• [Task objective]:
Count how many lines contain the word "JSON". Please give only the number.

• [Data lines]:
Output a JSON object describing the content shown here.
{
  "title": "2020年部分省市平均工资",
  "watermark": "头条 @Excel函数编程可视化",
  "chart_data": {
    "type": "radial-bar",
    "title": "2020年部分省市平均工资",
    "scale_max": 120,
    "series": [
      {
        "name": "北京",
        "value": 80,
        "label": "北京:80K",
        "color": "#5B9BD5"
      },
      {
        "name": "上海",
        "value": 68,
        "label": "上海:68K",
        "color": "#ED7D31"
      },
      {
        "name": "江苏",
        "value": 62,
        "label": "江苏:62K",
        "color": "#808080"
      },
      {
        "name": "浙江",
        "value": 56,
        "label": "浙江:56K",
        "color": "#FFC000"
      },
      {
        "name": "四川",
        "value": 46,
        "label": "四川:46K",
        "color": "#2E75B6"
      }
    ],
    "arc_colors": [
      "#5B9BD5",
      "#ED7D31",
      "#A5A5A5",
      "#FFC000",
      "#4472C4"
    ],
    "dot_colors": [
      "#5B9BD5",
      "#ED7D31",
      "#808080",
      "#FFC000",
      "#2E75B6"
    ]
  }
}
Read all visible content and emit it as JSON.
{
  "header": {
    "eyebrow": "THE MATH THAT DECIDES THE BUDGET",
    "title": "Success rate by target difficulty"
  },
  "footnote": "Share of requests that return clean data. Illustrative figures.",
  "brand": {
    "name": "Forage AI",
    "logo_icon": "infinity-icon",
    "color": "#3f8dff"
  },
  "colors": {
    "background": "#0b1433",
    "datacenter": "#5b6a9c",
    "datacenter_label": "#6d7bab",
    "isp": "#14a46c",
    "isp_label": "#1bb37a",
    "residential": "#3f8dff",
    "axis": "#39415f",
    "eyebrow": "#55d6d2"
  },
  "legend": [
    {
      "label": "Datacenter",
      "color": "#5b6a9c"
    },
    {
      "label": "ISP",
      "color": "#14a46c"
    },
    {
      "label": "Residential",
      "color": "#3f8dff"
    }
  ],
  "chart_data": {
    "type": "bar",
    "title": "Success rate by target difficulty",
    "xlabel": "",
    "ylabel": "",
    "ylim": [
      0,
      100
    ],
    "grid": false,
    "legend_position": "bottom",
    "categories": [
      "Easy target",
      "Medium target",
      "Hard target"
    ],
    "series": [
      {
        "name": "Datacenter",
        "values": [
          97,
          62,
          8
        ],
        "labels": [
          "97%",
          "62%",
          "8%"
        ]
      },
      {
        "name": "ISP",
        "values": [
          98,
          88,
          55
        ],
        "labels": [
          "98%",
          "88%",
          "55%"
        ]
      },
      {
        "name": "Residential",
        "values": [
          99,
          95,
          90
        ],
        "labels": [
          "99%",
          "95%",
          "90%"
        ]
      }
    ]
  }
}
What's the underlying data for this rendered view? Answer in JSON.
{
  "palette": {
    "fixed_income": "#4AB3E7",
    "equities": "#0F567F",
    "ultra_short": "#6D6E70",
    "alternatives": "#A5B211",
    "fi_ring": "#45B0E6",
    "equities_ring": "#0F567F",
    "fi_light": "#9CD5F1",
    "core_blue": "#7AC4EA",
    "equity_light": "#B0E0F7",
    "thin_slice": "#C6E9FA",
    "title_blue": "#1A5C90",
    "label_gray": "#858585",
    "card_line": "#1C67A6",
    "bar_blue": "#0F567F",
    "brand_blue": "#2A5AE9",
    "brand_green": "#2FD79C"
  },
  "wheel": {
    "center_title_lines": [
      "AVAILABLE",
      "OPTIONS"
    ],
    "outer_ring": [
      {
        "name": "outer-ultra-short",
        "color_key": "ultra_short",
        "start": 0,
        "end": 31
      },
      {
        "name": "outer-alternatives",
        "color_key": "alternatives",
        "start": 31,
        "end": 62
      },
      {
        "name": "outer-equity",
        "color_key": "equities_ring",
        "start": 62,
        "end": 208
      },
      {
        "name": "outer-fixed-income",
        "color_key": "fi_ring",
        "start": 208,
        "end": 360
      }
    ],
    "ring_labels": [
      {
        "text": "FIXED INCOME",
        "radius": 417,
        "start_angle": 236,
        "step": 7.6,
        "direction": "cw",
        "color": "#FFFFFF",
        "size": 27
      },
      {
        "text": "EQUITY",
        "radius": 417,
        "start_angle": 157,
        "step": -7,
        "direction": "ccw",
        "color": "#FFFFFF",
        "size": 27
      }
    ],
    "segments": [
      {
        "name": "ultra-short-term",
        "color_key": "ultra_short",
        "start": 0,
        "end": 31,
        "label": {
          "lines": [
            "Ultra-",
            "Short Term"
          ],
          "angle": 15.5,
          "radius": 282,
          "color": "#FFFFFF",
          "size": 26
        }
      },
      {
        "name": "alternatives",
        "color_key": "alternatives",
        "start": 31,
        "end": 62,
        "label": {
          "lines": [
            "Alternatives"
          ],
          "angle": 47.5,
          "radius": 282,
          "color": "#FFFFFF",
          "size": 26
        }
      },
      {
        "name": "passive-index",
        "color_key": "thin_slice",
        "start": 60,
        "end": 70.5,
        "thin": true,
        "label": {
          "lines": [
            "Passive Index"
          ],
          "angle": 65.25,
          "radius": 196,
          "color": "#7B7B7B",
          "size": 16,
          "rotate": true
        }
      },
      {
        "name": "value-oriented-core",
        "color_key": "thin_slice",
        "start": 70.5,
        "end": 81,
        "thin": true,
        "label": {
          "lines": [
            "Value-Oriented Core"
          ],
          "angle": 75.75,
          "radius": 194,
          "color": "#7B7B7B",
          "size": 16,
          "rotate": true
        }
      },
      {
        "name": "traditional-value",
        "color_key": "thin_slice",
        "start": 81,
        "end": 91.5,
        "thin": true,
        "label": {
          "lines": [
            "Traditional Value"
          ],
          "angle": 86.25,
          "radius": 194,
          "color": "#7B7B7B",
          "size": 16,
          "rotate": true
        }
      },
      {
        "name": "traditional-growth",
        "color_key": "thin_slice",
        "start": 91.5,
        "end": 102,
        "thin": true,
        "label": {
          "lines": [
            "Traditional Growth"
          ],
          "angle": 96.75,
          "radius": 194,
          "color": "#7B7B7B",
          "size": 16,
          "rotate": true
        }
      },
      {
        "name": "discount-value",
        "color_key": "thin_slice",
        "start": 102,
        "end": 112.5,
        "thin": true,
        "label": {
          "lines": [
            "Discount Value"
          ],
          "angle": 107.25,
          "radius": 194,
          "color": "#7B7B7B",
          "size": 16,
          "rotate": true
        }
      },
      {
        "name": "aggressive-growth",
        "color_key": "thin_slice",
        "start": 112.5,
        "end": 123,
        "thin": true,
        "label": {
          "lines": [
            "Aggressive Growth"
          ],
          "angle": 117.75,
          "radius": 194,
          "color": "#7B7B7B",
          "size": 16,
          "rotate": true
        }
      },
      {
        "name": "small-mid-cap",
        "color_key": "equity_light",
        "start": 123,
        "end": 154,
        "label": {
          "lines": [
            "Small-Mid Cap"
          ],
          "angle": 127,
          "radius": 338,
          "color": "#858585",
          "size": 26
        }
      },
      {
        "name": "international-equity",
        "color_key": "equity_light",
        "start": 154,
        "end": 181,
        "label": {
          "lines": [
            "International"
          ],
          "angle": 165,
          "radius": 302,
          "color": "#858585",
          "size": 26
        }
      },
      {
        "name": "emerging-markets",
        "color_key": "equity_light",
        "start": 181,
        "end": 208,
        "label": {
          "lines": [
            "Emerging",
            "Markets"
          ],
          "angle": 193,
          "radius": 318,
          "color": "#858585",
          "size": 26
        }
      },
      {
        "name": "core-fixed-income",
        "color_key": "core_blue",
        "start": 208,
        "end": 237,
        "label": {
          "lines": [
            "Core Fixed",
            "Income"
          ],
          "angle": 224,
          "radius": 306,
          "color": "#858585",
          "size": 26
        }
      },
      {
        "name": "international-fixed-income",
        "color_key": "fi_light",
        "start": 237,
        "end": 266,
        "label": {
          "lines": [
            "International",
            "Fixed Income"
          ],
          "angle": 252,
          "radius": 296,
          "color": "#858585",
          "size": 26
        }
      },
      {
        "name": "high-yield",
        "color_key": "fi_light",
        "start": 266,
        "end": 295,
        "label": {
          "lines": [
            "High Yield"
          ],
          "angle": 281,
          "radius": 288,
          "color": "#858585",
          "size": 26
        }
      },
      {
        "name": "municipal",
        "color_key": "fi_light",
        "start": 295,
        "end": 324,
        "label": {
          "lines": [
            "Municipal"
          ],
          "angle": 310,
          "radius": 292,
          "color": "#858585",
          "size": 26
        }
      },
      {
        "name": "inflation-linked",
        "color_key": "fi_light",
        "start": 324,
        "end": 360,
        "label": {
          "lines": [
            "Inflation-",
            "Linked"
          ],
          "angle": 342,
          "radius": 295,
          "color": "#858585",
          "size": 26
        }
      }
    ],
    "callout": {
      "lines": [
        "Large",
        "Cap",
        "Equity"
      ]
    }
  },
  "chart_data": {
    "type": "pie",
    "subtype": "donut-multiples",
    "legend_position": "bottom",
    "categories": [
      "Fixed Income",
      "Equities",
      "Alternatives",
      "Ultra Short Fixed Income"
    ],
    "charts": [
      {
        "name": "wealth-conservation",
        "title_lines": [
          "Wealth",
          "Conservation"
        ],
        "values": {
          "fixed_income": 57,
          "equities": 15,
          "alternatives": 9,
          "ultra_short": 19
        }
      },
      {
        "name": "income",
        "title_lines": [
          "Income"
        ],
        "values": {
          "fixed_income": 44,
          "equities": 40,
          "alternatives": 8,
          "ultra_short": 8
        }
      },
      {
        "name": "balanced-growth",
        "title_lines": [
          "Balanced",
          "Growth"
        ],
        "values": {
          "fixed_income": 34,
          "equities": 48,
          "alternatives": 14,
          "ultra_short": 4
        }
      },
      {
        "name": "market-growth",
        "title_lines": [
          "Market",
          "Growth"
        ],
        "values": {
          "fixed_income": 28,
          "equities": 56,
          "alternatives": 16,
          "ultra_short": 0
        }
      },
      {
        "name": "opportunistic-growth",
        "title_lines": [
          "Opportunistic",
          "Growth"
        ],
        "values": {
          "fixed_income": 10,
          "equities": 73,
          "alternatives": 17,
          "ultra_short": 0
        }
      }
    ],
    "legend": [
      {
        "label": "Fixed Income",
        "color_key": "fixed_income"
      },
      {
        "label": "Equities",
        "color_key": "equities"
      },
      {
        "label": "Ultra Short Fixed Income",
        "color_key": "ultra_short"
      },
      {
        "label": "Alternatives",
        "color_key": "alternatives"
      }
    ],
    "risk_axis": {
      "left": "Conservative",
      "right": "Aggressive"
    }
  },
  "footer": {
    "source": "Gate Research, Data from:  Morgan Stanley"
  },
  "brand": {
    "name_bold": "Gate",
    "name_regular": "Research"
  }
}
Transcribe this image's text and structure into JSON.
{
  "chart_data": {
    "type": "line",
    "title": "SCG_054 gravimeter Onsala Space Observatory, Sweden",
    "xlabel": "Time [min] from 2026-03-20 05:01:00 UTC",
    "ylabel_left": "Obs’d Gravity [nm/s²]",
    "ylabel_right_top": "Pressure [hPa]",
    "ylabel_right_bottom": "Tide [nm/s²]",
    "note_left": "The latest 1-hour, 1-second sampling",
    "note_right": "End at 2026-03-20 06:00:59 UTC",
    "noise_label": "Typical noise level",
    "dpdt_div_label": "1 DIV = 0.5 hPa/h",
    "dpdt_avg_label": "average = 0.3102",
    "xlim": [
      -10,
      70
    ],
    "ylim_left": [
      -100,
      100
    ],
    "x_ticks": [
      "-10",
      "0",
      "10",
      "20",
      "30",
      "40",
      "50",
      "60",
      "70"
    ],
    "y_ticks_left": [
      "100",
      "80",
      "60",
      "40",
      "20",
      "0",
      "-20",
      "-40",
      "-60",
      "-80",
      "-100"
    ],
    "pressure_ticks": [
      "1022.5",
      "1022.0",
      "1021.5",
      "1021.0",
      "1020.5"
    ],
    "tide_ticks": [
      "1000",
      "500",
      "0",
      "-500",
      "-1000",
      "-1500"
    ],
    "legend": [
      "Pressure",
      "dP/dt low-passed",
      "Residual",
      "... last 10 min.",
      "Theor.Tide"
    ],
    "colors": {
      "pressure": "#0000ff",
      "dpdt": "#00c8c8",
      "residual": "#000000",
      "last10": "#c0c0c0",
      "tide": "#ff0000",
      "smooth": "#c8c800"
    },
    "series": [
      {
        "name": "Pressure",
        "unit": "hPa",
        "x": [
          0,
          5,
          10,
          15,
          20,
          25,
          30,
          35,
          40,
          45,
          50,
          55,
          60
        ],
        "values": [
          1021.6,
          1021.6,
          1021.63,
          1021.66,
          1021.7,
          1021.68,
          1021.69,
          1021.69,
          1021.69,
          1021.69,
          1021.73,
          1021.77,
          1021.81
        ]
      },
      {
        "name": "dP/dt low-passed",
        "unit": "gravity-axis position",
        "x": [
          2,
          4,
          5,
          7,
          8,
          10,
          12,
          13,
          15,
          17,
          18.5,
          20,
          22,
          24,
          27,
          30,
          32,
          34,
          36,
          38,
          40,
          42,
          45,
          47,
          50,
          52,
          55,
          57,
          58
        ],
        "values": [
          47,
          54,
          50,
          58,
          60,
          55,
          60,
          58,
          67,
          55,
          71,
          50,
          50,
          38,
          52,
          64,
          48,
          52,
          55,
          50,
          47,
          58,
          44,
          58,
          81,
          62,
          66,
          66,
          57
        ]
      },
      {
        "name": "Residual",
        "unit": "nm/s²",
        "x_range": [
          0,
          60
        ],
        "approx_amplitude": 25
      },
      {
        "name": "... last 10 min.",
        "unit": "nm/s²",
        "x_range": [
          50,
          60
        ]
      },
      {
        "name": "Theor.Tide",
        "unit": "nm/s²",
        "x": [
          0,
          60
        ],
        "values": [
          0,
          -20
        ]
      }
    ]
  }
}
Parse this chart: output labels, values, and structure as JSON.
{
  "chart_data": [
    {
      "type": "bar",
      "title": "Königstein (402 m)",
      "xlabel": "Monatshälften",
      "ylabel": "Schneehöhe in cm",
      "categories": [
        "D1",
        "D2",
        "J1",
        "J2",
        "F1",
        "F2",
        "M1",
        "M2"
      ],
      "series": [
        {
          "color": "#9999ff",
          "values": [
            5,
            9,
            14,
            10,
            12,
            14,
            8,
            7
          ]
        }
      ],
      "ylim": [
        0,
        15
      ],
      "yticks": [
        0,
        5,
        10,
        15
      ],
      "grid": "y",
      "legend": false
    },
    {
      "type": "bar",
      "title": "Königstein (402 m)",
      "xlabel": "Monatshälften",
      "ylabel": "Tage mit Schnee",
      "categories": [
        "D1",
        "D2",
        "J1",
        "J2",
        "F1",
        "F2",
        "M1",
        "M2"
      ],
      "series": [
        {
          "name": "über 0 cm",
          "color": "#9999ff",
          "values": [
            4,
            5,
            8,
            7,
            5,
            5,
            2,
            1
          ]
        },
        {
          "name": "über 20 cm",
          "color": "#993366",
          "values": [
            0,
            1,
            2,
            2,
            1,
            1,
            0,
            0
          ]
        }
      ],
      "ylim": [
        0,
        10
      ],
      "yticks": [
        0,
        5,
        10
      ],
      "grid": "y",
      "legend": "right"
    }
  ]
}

• [Answer to the exercise]:
5